## Extracted entries:

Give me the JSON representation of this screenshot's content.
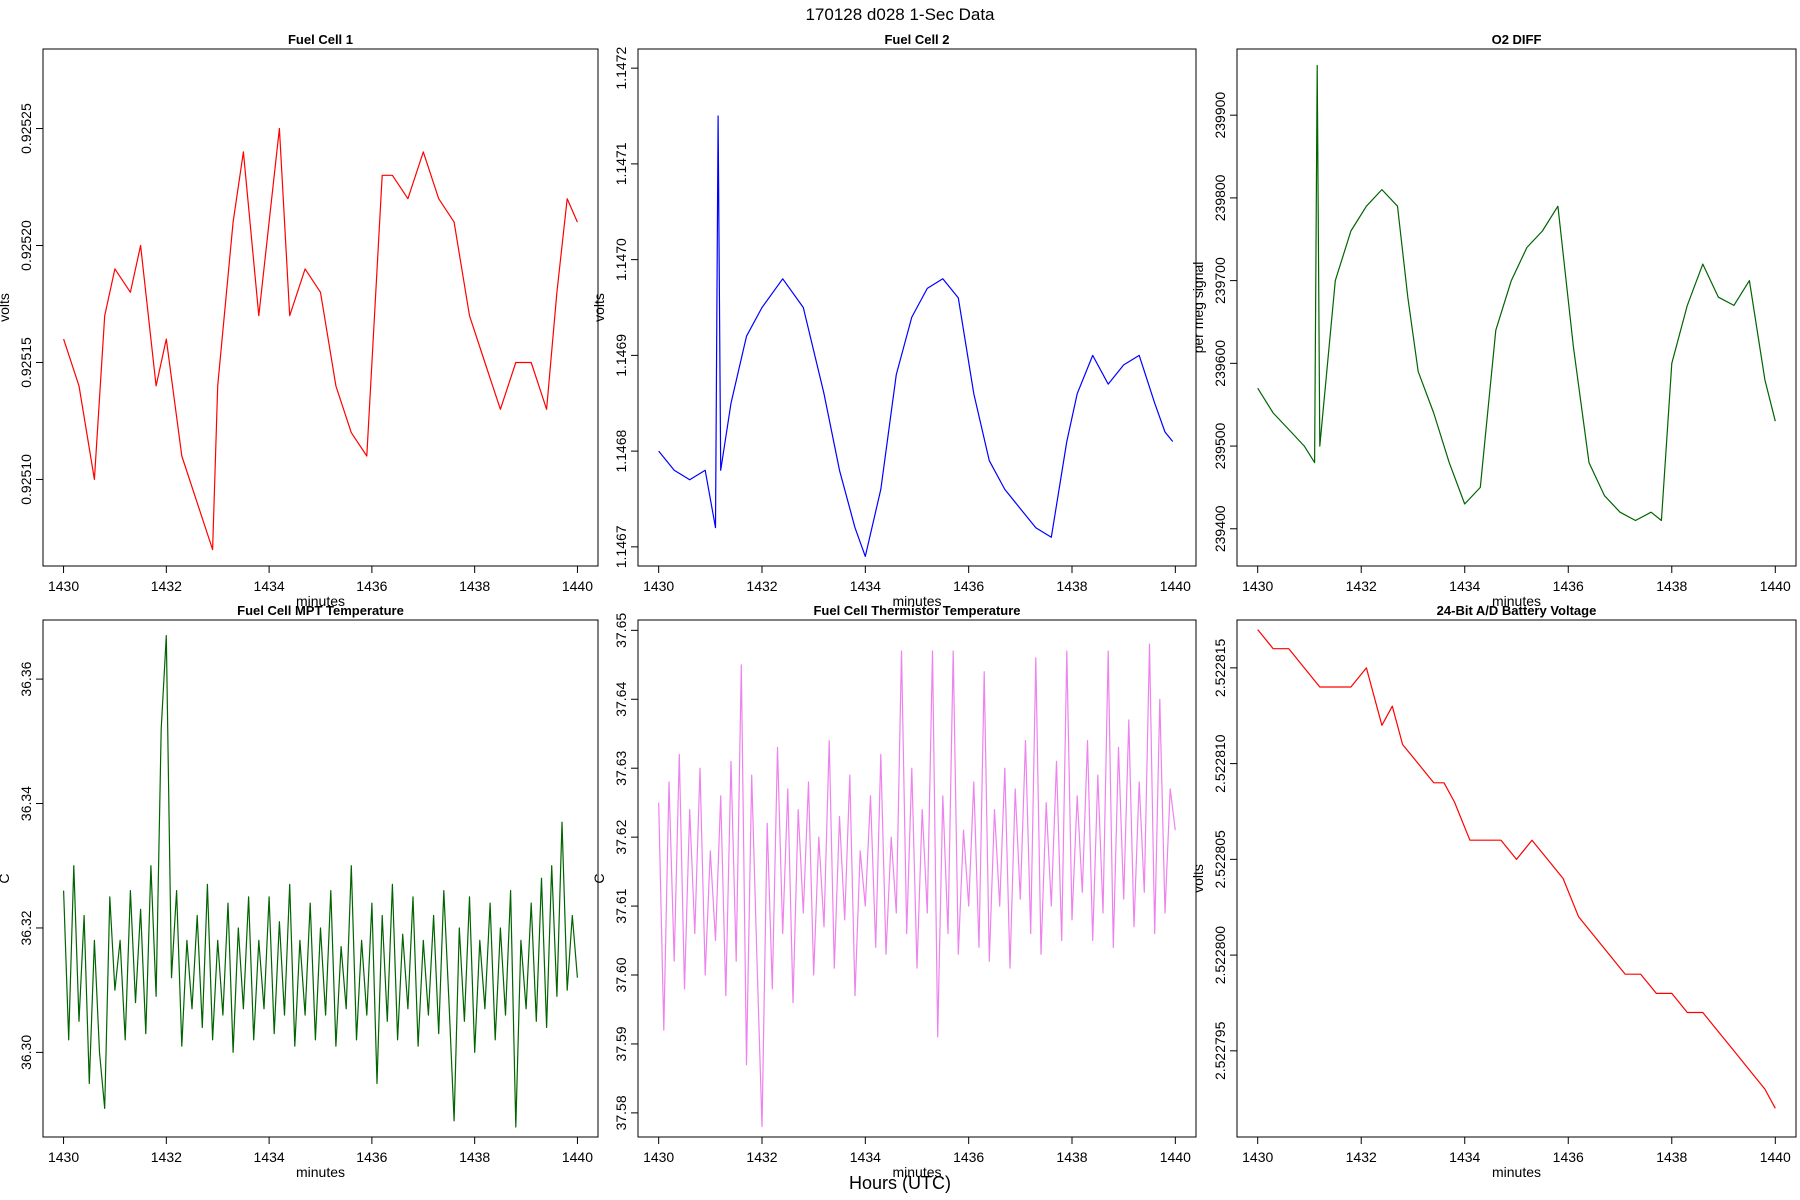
{
  "figure": {
    "title": "170128   d028   1-Sec Data",
    "xlabel": "Hours (UTC)"
  },
  "chart_data": [
    {
      "type": "line",
      "title": "Fuel Cell 1",
      "xlabel": "minutes",
      "ylabel": "volts",
      "color": "#ff0000",
      "xlim": [
        1429.6,
        1440.4
      ],
      "ylim": [
        0.925063,
        0.925284
      ],
      "xticks": [
        1430,
        1432,
        1434,
        1436,
        1438,
        1440
      ],
      "yticks": [
        0.9251,
        0.92515,
        0.9252,
        0.92525
      ],
      "ytick_labels": [
        "0.92510",
        "0.92515",
        "0.92520",
        "0.92525"
      ],
      "x": [
        1430.0,
        1430.3,
        1430.6,
        1430.8,
        1431.0,
        1431.3,
        1431.5,
        1431.8,
        1432.0,
        1432.3,
        1432.6,
        1432.9,
        1433.0,
        1433.3,
        1433.5,
        1433.8,
        1434.0,
        1434.2,
        1434.4,
        1434.7,
        1435.0,
        1435.3,
        1435.6,
        1435.9,
        1436.2,
        1436.4,
        1436.7,
        1437.0,
        1437.3,
        1437.6,
        1437.9,
        1438.2,
        1438.5,
        1438.8,
        1439.1,
        1439.4,
        1439.6,
        1439.8,
        1440.0
      ],
      "y": [
        0.92516,
        0.92514,
        0.9251,
        0.92517,
        0.92519,
        0.92518,
        0.9252,
        0.92514,
        0.92516,
        0.92511,
        0.92509,
        0.92507,
        0.92514,
        0.92521,
        0.92524,
        0.92517,
        0.92521,
        0.92525,
        0.92517,
        0.92519,
        0.92518,
        0.92514,
        0.92512,
        0.92511,
        0.92523,
        0.92523,
        0.92522,
        0.92524,
        0.92522,
        0.92521,
        0.92517,
        0.92515,
        0.92513,
        0.92515,
        0.92515,
        0.92513,
        0.92518,
        0.92522,
        0.92521
      ]
    },
    {
      "type": "line",
      "title": "Fuel Cell 2",
      "xlabel": "minutes",
      "ylabel": "volts",
      "color": "#0000ff",
      "xlim": [
        1429.6,
        1440.4
      ],
      "ylim": [
        1.14668,
        1.14722
      ],
      "xticks": [
        1430,
        1432,
        1434,
        1436,
        1438,
        1440
      ],
      "yticks": [
        1.1467,
        1.1468,
        1.1469,
        1.147,
        1.1471,
        1.1472
      ],
      "ytick_labels": [
        "1.1467",
        "1.1468",
        "1.1469",
        "1.1470",
        "1.1471",
        "1.1472"
      ],
      "x": [
        1430.0,
        1430.3,
        1430.6,
        1430.9,
        1431.1,
        1431.15,
        1431.2,
        1431.4,
        1431.7,
        1432.0,
        1432.4,
        1432.8,
        1433.2,
        1433.5,
        1433.8,
        1434.0,
        1434.3,
        1434.6,
        1434.9,
        1435.2,
        1435.5,
        1435.8,
        1436.1,
        1436.4,
        1436.7,
        1437.0,
        1437.3,
        1437.6,
        1437.9,
        1438.1,
        1438.4,
        1438.7,
        1439.0,
        1439.3,
        1439.6,
        1439.8,
        1439.95
      ],
      "y": [
        1.1468,
        1.14678,
        1.14677,
        1.14678,
        1.14672,
        1.14715,
        1.14678,
        1.14685,
        1.14692,
        1.14695,
        1.14698,
        1.14695,
        1.14686,
        1.14678,
        1.14672,
        1.14669,
        1.14676,
        1.14688,
        1.14694,
        1.14697,
        1.14698,
        1.14696,
        1.14686,
        1.14679,
        1.14676,
        1.14674,
        1.14672,
        1.14671,
        1.14681,
        1.14686,
        1.1469,
        1.14687,
        1.14689,
        1.1469,
        1.14685,
        1.14682,
        1.14681
      ]
    },
    {
      "type": "line",
      "title": "O2 DIFF",
      "xlabel": "minutes",
      "ylabel": "per meg signal",
      "color": "#006400",
      "xlim": [
        1429.6,
        1440.4
      ],
      "ylim": [
        239355,
        239980
      ],
      "xticks": [
        1430,
        1432,
        1434,
        1436,
        1438,
        1440
      ],
      "yticks": [
        239400,
        239500,
        239600,
        239700,
        239800,
        239900
      ],
      "ytick_labels": [
        "239400",
        "239500",
        "239600",
        "239700",
        "239800",
        "239900"
      ],
      "x": [
        1430.0,
        1430.3,
        1430.6,
        1430.9,
        1431.1,
        1431.15,
        1431.2,
        1431.5,
        1431.8,
        1432.1,
        1432.4,
        1432.7,
        1432.9,
        1433.1,
        1433.4,
        1433.7,
        1434.0,
        1434.3,
        1434.6,
        1434.9,
        1435.2,
        1435.5,
        1435.8,
        1436.1,
        1436.4,
        1436.7,
        1437.0,
        1437.3,
        1437.6,
        1437.8,
        1438.0,
        1438.3,
        1438.6,
        1438.9,
        1439.2,
        1439.5,
        1439.8,
        1440.0
      ],
      "y": [
        239570,
        239540,
        239520,
        239500,
        239480,
        239960,
        239500,
        239700,
        239760,
        239790,
        239810,
        239790,
        239680,
        239590,
        239540,
        239480,
        239430,
        239450,
        239640,
        239700,
        239740,
        239760,
        239790,
        239620,
        239480,
        239440,
        239420,
        239410,
        239420,
        239410,
        239600,
        239670,
        239720,
        239680,
        239670,
        239700,
        239580,
        239530
      ]
    },
    {
      "type": "line",
      "title": "Fuel Cell MPT Temperature",
      "xlabel": "minutes",
      "ylabel": "C",
      "color": "#006400",
      "xlim": [
        1429.6,
        1440.4
      ],
      "ylim": [
        36.2864,
        36.3695
      ],
      "xticks": [
        1430,
        1432,
        1434,
        1436,
        1438,
        1440
      ],
      "yticks": [
        36.3,
        36.32,
        36.34,
        36.36
      ],
      "ytick_labels": [
        "36.30",
        "36.32",
        "36.34",
        "36.36"
      ],
      "x": [
        1430.0,
        1430.1,
        1430.2,
        1430.3,
        1430.4,
        1430.5,
        1430.6,
        1430.7,
        1430.8,
        1430.9,
        1431.0,
        1431.1,
        1431.2,
        1431.3,
        1431.4,
        1431.5,
        1431.6,
        1431.7,
        1431.8,
        1431.9,
        1432.0,
        1432.1,
        1432.2,
        1432.3,
        1432.4,
        1432.5,
        1432.6,
        1432.7,
        1432.8,
        1432.9,
        1433.0,
        1433.1,
        1433.2,
        1433.3,
        1433.4,
        1433.5,
        1433.6,
        1433.7,
        1433.8,
        1433.9,
        1434.0,
        1434.1,
        1434.2,
        1434.3,
        1434.4,
        1434.5,
        1434.6,
        1434.7,
        1434.8,
        1434.9,
        1435.0,
        1435.1,
        1435.2,
        1435.3,
        1435.4,
        1435.5,
        1435.6,
        1435.7,
        1435.8,
        1435.9,
        1436.0,
        1436.1,
        1436.2,
        1436.3,
        1436.4,
        1436.5,
        1436.6,
        1436.7,
        1436.8,
        1436.9,
        1437.0,
        1437.1,
        1437.2,
        1437.3,
        1437.4,
        1437.5,
        1437.6,
        1437.7,
        1437.8,
        1437.9,
        1438.0,
        1438.1,
        1438.2,
        1438.3,
        1438.4,
        1438.5,
        1438.6,
        1438.7,
        1438.8,
        1438.9,
        1439.0,
        1439.1,
        1439.2,
        1439.3,
        1439.4,
        1439.5,
        1439.6,
        1439.7,
        1439.8,
        1439.9,
        1440.0
      ],
      "y": [
        36.326,
        36.302,
        36.33,
        36.305,
        36.322,
        36.295,
        36.318,
        36.3,
        36.291,
        36.325,
        36.31,
        36.318,
        36.302,
        36.326,
        36.308,
        36.323,
        36.303,
        36.33,
        36.309,
        36.352,
        36.367,
        36.312,
        36.326,
        36.301,
        36.318,
        36.307,
        36.322,
        36.304,
        36.327,
        36.302,
        36.318,
        36.306,
        36.324,
        36.3,
        36.32,
        36.307,
        36.325,
        36.302,
        36.318,
        36.307,
        36.325,
        36.303,
        36.321,
        36.306,
        36.327,
        36.301,
        36.318,
        36.306,
        36.324,
        36.302,
        36.32,
        36.306,
        36.326,
        36.301,
        36.317,
        36.307,
        36.33,
        36.302,
        36.318,
        36.306,
        36.324,
        36.295,
        36.322,
        36.305,
        36.327,
        36.302,
        36.319,
        36.307,
        36.325,
        36.301,
        36.318,
        36.306,
        36.322,
        36.303,
        36.326,
        36.308,
        36.289,
        36.32,
        36.305,
        36.325,
        36.3,
        36.318,
        36.307,
        36.324,
        36.302,
        36.32,
        36.306,
        36.326,
        36.288,
        36.318,
        36.307,
        36.324,
        36.305,
        36.328,
        36.304,
        36.33,
        36.309,
        36.337,
        36.31,
        36.322,
        36.312
      ]
    },
    {
      "type": "line",
      "title": "Fuel Cell Thermistor Temperature",
      "xlabel": "minutes",
      "ylabel": "C",
      "color": "#ee82ee",
      "xlim": [
        1429.6,
        1440.4
      ],
      "ylim": [
        37.5765,
        37.6515
      ],
      "xticks": [
        1430,
        1432,
        1434,
        1436,
        1438,
        1440
      ],
      "yticks": [
        37.58,
        37.59,
        37.6,
        37.61,
        37.62,
        37.63,
        37.64,
        37.65
      ],
      "ytick_labels": [
        "37.58",
        "37.59",
        "37.60",
        "37.61",
        "37.62",
        "37.63",
        "37.64",
        "37.65"
      ],
      "x": [
        1430.0,
        1430.1,
        1430.2,
        1430.3,
        1430.4,
        1430.5,
        1430.6,
        1430.7,
        1430.8,
        1430.9,
        1431.0,
        1431.1,
        1431.2,
        1431.3,
        1431.4,
        1431.5,
        1431.6,
        1431.7,
        1431.8,
        1431.9,
        1432.0,
        1432.1,
        1432.2,
        1432.3,
        1432.4,
        1432.5,
        1432.6,
        1432.7,
        1432.8,
        1432.9,
        1433.0,
        1433.1,
        1433.2,
        1433.3,
        1433.4,
        1433.5,
        1433.6,
        1433.7,
        1433.8,
        1433.9,
        1434.0,
        1434.1,
        1434.2,
        1434.3,
        1434.4,
        1434.5,
        1434.6,
        1434.7,
        1434.8,
        1434.9,
        1435.0,
        1435.1,
        1435.2,
        1435.3,
        1435.4,
        1435.5,
        1435.6,
        1435.7,
        1435.8,
        1435.9,
        1436.0,
        1436.1,
        1436.2,
        1436.3,
        1436.4,
        1436.5,
        1436.6,
        1436.7,
        1436.8,
        1436.9,
        1437.0,
        1437.1,
        1437.2,
        1437.3,
        1437.4,
        1437.5,
        1437.6,
        1437.7,
        1437.8,
        1437.9,
        1438.0,
        1438.1,
        1438.2,
        1438.3,
        1438.4,
        1438.5,
        1438.6,
        1438.7,
        1438.8,
        1438.9,
        1439.0,
        1439.1,
        1439.2,
        1439.3,
        1439.4,
        1439.5,
        1439.6,
        1439.7,
        1439.8,
        1439.9,
        1440.0
      ],
      "y": [
        37.625,
        37.592,
        37.628,
        37.602,
        37.632,
        37.598,
        37.624,
        37.606,
        37.63,
        37.6,
        37.618,
        37.605,
        37.626,
        37.597,
        37.631,
        37.602,
        37.645,
        37.587,
        37.629,
        37.603,
        37.578,
        37.622,
        37.598,
        37.633,
        37.606,
        37.627,
        37.596,
        37.624,
        37.609,
        37.628,
        37.6,
        37.62,
        37.607,
        37.634,
        37.601,
        37.623,
        37.608,
        37.629,
        37.597,
        37.618,
        37.61,
        37.626,
        37.604,
        37.632,
        37.603,
        37.62,
        37.609,
        37.647,
        37.606,
        37.63,
        37.601,
        37.624,
        37.609,
        37.647,
        37.591,
        37.626,
        37.606,
        37.647,
        37.603,
        37.621,
        37.61,
        37.628,
        37.604,
        37.644,
        37.602,
        37.624,
        37.61,
        37.63,
        37.601,
        37.627,
        37.611,
        37.634,
        37.606,
        37.646,
        37.603,
        37.625,
        37.61,
        37.631,
        37.605,
        37.647,
        37.608,
        37.626,
        37.612,
        37.634,
        37.605,
        37.629,
        37.609,
        37.647,
        37.604,
        37.633,
        37.611,
        37.637,
        37.607,
        37.628,
        37.612,
        37.648,
        37.606,
        37.64,
        37.609,
        37.627,
        37.621
      ]
    },
    {
      "type": "line",
      "title": "24-Bit A/D Battery Voltage",
      "xlabel": "minutes",
      "ylabel": "volts",
      "color": "#ff0000",
      "xlim": [
        1429.6,
        1440.4
      ],
      "ylim": [
        2.5227905,
        2.5228175
      ],
      "xticks": [
        1430,
        1432,
        1434,
        1436,
        1438,
        1440
      ],
      "yticks": [
        2.522795,
        2.5228,
        2.522805,
        2.52281,
        2.522815
      ],
      "ytick_labels": [
        "2.522795",
        "2.522800",
        "2.522805",
        "2.522810",
        "2.522815"
      ],
      "x": [
        1430.0,
        1430.3,
        1430.6,
        1430.9,
        1431.2,
        1431.5,
        1431.8,
        1432.1,
        1432.4,
        1432.6,
        1432.8,
        1433.1,
        1433.4,
        1433.6,
        1433.8,
        1434.1,
        1434.4,
        1434.7,
        1435.0,
        1435.3,
        1435.6,
        1435.9,
        1436.2,
        1436.5,
        1436.8,
        1437.1,
        1437.4,
        1437.7,
        1438.0,
        1438.3,
        1438.6,
        1438.9,
        1439.2,
        1439.5,
        1439.8,
        1440.0
      ],
      "y": [
        2.522817,
        2.522816,
        2.522816,
        2.522815,
        2.522814,
        2.522814,
        2.522814,
        2.522815,
        2.522812,
        2.522813,
        2.522811,
        2.52281,
        2.522809,
        2.522809,
        2.522808,
        2.522806,
        2.522806,
        2.522806,
        2.522805,
        2.522806,
        2.522805,
        2.522804,
        2.522802,
        2.522801,
        2.5228,
        2.522799,
        2.522799,
        2.522798,
        2.522798,
        2.522797,
        2.522797,
        2.522796,
        2.522795,
        2.522794,
        2.522793,
        2.522792
      ]
    }
  ]
}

## What you have to do:
Go through the material and select each line with the string "Fuel" in it.

## Correct response:
      "title": "Fuel Cell 1",
      "title": "Fuel Cell 2",
      "title": "Fuel Cell MPT Temperature",
      "title": "Fuel Cell Thermistor Temperature",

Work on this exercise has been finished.